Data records
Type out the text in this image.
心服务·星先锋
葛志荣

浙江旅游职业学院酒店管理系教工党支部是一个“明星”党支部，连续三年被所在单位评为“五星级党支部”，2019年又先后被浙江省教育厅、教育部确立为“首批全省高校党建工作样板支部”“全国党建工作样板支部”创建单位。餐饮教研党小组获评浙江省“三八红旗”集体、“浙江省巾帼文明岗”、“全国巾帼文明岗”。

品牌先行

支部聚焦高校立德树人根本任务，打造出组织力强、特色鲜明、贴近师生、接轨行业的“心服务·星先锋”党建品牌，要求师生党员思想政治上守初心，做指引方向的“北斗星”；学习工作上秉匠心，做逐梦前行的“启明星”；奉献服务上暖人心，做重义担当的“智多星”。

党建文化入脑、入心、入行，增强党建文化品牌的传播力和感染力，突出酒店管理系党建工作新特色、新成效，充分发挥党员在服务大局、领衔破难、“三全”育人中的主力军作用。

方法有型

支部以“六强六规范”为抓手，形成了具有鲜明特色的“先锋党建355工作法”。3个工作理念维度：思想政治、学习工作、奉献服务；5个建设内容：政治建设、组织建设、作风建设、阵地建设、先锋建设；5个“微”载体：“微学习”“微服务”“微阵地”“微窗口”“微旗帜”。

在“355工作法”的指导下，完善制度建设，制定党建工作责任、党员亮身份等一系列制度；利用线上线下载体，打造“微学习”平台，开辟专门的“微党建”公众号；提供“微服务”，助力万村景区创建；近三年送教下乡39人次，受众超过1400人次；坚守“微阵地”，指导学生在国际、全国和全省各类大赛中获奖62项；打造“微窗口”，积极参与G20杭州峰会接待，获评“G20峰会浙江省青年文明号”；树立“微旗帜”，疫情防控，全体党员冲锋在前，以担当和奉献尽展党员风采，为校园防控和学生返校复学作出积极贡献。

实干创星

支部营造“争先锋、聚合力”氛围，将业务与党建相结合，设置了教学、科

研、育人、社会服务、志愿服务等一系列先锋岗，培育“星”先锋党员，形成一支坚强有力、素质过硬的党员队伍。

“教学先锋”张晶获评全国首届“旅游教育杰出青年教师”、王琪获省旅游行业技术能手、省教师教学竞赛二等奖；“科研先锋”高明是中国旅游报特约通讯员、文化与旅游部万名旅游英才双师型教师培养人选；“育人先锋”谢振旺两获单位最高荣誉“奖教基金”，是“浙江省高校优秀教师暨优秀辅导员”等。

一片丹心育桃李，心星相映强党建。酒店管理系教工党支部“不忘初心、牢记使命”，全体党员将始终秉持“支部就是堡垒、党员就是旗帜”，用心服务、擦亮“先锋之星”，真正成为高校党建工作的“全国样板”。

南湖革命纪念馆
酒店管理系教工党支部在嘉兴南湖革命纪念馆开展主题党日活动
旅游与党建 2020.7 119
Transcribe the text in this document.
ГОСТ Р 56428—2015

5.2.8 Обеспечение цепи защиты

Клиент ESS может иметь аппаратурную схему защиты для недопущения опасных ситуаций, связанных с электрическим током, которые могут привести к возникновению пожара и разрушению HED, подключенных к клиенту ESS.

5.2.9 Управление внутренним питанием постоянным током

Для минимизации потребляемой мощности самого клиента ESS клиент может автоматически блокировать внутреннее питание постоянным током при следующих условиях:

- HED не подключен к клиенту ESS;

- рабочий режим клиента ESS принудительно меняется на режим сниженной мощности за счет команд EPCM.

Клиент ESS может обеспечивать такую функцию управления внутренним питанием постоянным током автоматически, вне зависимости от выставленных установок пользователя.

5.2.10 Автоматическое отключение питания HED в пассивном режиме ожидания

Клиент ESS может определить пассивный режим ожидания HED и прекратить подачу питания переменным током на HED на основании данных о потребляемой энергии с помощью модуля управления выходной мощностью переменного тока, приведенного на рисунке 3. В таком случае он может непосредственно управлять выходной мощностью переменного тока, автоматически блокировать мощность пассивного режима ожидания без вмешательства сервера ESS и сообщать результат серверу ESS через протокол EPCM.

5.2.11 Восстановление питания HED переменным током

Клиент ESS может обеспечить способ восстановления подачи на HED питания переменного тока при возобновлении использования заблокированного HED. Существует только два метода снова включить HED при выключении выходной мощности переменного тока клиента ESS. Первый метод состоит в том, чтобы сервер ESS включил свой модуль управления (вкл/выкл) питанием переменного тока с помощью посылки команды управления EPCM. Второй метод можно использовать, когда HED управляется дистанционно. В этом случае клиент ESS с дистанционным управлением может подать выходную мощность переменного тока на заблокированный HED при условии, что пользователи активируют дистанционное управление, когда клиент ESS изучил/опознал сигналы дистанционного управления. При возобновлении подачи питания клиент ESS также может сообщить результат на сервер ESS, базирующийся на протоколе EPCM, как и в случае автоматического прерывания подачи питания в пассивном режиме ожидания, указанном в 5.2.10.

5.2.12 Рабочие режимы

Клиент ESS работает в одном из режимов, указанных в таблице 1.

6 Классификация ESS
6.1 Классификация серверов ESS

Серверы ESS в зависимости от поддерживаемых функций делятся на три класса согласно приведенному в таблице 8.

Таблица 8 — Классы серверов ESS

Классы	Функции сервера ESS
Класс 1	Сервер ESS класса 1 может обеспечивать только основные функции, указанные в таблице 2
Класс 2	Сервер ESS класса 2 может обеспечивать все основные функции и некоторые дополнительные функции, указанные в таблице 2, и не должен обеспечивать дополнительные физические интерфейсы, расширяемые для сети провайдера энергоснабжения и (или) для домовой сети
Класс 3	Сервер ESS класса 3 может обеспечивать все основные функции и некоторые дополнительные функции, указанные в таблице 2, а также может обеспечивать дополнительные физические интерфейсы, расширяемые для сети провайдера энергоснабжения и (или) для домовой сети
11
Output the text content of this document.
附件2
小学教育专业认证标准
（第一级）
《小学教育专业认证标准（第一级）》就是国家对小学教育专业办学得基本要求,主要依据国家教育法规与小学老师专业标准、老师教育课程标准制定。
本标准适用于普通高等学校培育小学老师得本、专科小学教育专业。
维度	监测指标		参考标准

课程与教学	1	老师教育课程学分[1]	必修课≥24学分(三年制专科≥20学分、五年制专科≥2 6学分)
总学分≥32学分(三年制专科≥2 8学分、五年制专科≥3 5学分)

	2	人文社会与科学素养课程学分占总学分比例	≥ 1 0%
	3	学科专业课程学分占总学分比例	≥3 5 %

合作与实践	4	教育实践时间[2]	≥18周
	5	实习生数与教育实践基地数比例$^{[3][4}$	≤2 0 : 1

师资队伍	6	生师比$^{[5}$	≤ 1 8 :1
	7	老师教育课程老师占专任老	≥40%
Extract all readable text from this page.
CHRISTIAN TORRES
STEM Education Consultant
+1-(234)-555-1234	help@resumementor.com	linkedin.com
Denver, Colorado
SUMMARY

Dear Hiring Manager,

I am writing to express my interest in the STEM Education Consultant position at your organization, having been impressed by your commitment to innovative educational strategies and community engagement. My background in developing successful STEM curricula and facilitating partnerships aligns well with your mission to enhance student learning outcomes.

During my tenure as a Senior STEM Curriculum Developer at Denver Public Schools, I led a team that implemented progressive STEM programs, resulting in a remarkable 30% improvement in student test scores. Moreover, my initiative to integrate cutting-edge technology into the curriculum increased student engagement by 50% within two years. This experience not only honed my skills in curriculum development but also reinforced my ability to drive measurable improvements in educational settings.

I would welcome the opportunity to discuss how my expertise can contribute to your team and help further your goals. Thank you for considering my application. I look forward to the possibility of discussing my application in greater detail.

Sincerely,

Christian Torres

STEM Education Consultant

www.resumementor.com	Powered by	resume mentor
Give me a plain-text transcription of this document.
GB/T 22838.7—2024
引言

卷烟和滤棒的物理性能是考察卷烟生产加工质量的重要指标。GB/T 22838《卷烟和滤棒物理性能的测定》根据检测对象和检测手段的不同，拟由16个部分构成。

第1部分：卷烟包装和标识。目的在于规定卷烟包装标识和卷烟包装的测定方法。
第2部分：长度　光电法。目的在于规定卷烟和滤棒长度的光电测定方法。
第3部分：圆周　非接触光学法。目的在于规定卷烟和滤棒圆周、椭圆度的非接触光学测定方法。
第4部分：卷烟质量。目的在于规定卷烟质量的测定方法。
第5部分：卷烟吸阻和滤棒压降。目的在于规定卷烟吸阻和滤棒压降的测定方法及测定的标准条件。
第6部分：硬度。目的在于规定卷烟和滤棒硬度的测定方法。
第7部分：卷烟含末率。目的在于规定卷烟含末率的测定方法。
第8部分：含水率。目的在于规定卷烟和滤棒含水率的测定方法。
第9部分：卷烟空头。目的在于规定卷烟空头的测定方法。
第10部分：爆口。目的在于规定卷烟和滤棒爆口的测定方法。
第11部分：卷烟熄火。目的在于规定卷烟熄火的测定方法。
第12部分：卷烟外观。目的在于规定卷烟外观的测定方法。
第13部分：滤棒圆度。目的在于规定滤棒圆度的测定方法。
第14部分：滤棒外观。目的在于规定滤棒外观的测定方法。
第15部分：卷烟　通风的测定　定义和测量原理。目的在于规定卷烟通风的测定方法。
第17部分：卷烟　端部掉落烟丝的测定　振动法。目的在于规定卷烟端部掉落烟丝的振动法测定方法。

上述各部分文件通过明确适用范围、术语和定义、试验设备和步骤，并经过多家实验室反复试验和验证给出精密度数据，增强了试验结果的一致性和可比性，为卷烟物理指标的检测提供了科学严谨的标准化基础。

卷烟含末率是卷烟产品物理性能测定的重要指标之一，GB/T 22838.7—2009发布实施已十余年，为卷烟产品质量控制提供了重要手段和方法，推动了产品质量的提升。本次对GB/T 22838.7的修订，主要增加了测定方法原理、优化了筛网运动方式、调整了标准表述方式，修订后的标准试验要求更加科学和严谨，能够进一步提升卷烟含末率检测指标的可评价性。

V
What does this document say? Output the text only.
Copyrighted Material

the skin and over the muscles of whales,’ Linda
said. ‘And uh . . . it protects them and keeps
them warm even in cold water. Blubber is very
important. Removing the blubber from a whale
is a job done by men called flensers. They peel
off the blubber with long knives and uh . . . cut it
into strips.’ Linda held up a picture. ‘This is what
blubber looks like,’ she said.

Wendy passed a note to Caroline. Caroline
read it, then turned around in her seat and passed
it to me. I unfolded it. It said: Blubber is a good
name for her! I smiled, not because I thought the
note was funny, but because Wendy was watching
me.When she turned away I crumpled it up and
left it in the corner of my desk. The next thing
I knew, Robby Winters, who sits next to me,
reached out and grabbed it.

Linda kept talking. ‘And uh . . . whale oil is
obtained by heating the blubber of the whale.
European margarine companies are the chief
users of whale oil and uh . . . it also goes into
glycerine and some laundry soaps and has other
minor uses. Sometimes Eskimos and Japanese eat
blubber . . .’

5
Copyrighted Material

# Aim of the task:
The answer is a single number: how many lines include the word "resumementor"?

# In response:
2